___ Data to process
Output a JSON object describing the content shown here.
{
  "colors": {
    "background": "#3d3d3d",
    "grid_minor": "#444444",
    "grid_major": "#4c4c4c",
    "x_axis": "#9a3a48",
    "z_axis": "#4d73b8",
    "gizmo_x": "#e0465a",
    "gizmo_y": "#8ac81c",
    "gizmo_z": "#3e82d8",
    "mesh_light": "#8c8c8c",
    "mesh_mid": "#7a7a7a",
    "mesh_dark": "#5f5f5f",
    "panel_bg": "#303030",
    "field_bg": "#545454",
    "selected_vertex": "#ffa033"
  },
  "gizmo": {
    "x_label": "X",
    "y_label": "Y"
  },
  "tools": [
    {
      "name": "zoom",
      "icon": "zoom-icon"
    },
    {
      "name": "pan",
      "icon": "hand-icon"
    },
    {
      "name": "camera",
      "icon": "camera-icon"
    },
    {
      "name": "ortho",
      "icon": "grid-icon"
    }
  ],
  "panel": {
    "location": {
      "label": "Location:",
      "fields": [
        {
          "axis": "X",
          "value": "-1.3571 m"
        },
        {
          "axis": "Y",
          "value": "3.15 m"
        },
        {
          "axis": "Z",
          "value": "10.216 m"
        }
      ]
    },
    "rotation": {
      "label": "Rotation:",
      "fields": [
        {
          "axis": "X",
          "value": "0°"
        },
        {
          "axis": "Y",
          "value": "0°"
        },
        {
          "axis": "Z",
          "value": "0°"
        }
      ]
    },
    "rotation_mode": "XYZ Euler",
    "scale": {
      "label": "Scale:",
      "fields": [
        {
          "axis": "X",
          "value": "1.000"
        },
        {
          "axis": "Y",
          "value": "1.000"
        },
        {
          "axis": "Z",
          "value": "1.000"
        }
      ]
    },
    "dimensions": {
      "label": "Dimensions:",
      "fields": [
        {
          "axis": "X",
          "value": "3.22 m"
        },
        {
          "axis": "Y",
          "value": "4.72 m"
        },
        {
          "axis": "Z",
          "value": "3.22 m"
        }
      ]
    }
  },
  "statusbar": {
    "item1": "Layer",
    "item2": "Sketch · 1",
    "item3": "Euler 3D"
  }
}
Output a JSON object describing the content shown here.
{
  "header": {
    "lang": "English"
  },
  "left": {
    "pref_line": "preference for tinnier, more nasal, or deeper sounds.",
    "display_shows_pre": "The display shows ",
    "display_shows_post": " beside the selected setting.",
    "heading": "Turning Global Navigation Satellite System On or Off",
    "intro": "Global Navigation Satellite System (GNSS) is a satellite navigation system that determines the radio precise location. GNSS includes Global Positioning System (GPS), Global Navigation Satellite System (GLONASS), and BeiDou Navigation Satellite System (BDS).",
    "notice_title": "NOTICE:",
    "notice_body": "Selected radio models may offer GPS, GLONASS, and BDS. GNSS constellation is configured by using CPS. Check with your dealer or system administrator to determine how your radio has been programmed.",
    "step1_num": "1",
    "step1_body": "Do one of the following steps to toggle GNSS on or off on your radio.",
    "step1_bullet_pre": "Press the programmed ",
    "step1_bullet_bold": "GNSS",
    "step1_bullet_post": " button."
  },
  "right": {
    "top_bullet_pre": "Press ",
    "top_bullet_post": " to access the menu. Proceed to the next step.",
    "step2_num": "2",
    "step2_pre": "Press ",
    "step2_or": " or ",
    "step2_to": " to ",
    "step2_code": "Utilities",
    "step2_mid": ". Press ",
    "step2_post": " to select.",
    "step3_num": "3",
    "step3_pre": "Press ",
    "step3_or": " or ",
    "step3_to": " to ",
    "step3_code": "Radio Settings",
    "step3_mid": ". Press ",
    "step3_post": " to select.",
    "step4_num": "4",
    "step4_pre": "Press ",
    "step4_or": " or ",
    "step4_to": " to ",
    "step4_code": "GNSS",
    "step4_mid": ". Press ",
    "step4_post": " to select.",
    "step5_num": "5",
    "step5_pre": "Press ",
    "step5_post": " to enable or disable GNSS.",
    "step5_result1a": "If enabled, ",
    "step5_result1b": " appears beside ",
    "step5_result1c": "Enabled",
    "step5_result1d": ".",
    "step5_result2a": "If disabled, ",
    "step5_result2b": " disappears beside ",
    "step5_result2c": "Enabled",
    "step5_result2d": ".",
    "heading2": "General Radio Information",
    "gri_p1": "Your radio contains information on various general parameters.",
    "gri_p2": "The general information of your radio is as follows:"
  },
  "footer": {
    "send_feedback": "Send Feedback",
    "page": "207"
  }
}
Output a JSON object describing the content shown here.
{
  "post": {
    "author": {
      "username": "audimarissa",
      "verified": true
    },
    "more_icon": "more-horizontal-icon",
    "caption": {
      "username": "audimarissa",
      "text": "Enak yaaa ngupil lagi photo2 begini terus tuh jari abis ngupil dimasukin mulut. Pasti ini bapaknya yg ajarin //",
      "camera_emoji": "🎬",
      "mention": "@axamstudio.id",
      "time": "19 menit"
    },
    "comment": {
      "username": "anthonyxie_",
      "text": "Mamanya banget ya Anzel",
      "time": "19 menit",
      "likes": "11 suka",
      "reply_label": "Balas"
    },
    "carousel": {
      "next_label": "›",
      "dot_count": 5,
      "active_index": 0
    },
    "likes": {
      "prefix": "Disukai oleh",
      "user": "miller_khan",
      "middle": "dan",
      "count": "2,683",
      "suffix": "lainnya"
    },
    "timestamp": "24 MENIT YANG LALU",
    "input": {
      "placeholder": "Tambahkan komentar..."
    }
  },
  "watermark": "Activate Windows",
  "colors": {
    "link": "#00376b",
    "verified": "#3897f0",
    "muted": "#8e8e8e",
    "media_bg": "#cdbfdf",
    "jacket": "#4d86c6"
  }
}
______
** Requirements **
Quote the listing in full, please, keeping every line exact.

** Response to this task **
Output a JSON object describing the content shown here.
{
  "colors": {
    "background": "#3d3d3d",
    "grid_minor": "#444444",
    "grid_major": "#4c4c4c",
    "x_axis": "#9a3a48",
    "z_axis": "#4d73b8",
    "gizmo_x": "#e0465a",
    "gizmo_y": "#8ac81c",
    "gizmo_z": "#3e82d8",
    "mesh_light": "#8c8c8c",
    "mesh_mid": "#7a7a7a",
    "mesh_dark": "#5f5f5f",
    "panel_bg": "#303030",
    "field_bg": "#545454",
    "selected_vertex": "#ffa033"
  },
  "gizmo": {
    "x_label": "X",
    "y_label": "Y"
  },
  "tools": [
    {
      "name": "zoom",
      "icon": "zoom-icon"
    },
    {
      "name": "pan",
      "icon": "hand-icon"
    },
    {
      "name": "camera",
      "icon": "camera-icon"
    },
    {
      "name": "ortho",
      "icon": "grid-icon"
    }
  ],
  "panel": {
    "location": {
      "label": "Location:",
      "fields": [
        {
          "axis": "X",
          "value": "-1.3571 m"
        },
        {
          "axis": "Y",
          "value": "3.15 m"
        },
        {
          "axis": "Z",
          "value": "10.216 m"
        }
      ]
    },
    "rotation": {
      "label": "Rotation:",
      "fields": [
        {
          "axis": "X",
          "value": "0°"
        },
        {
          "axis": "Y",
          "value": "0°"
        },
        {
          "axis": "Z",
          "value": "0°"
        }
      ]
    },
    "rotation_mode": "XYZ Euler",
    "scale": {
      "label": "Scale:",
      "fields": [
        {
          "axis": "X",
          "value": "1.000"
        },
        {
          "axis": "Y",
          "value": "1.000"
        },
        {
          "axis": "Z",
          "value": "1.000"
        }
      ]
    },
    "dimensions": {
      "label": "Dimensions:",
      "fields": [
        {
          "axis": "X",
          "value": "3.22 m"
        },
        {
          "axis": "Y",
          "value": "4.72 m"
        },
        {
          "axis": "Z",
          "value": "3.22 m"
        }
      ]
    }
  },
  "statusbar": {
    "item1": "Layer",
    "item2": "Sketch · 1",
    "item3": "Euler 3D"
  }
}
Output a JSON object describing the content shown here.
{
  "header": {
    "lang": "English"
  },
  "left": {
    "pref_line": "preference for tinnier, more nasal, or deeper sounds.",
    "display_shows_pre": "The display shows ",
    "display_shows_post": " beside the selected setting.",
    "heading": "Turning Global Navigation Satellite System On or Off",
    "intro": "Global Navigation Satellite System (GNSS) is a satellite navigation system that determines the radio precise location. GNSS includes Global Positioning System (GPS), Global Navigation Satellite System (GLONASS), and BeiDou Navigation Satellite System (BDS).",
    "notice_title": "NOTICE:",
    "notice_body": "Selected radio models may offer GPS, GLONASS, and BDS. GNSS constellation is configured by using CPS. Check with your dealer or system administrator to determine how your radio has been programmed.",
    "step1_num": "1",
    "step1_body": "Do one of the following steps to toggle GNSS on or off on your radio.",
    "step1_bullet_pre": "Press the programmed ",
    "step1_bullet_bold": "GNSS",
    "step1_bullet_post": " button."
  },
  "right": {
    "top_bullet_pre": "Press ",
    "top_bullet_post": " to access the menu. Proceed to the next step.",
    "step2_num": "2",
    "step2_pre": "Press ",
    "step2_or": " or ",
    "step2_to": " to ",
    "step2_code": "Utilities",
    "step2_mid": ". Press ",
    "step2_post": " to select.",
    "step3_num": "3",
    "step3_pre": "Press ",
    "step3_or": " or ",
    "step3_to": " to ",
    "step3_code": "Radio Settings",
    "step3_mid": ". Press ",
    "step3_post": " to select.",
    "step4_num": "4",
    "step4_pre": "Press ",
    "step4_or": " or ",
    "step4_to": " to ",
    "step4_code": "GNSS",
    "step4_mid": ". Press ",
    "step4_post": " to select.",
    "step5_num": "5",
    "step5_pre": "Press ",
    "step5_post": " to enable or disable GNSS.",
    "step5_result1a": "If enabled, ",
    "step5_result1b": " appears beside ",
    "step5_result1c": "Enabled",
    "step5_result1d": ".",
    "step5_result2a": "If disabled, ",
    "step5_result2b": " disappears beside ",
    "step5_result2c": "Enabled",
    "step5_result2d": ".",
    "heading2": "General Radio Information",
    "gri_p1": "Your radio contains information on various general parameters.",
    "gri_p2": "The general information of your radio is as follows:"
  },
  "footer": {
    "send_feedback": "Send Feedback",
    "page": "207"
  }
}
Output a JSON object describing the content shown here.
{
  "post": {
    "author": {
      "username": "audimarissa",
      "verified": true
    },
    "more_icon": "more-horizontal-icon",
    "caption": {
      "username": "audimarissa",
      "text": "Enak yaaa ngupil lagi photo2 begini terus tuh jari abis ngupil dimasukin mulut. Pasti ini bapaknya yg ajarin //",
      "camera_emoji": "🎬",
      "mention": "@axamstudio.id",
      "time": "19 menit"
    },
    "comment": {
      "username": "anthonyxie_",
      "text": "Mamanya banget ya Anzel",
      "time": "19 menit",
      "likes": "11 suka",
      "reply_label": "Balas"
    },
    "carousel": {
      "next_label": "›",
      "dot_count": 5,
      "active_index": 0
    },
    "likes": {
      "prefix": "Disukai oleh",
      "user": "miller_khan",
      "middle": "dan",
      "count": "2,683",
      "suffix": "lainnya"
    },
    "timestamp": "24 MENIT YANG LALU",
    "input": {
      "placeholder": "Tambahkan komentar..."
    }
  },
  "watermark": "Activate Windows",
  "colors": {
    "link": "#00376b",
    "verified": "#3897f0",
    "muted": "#8e8e8e",
    "media_bg": "#cdbfdf",
    "jacket": "#4d86c6"
  }
}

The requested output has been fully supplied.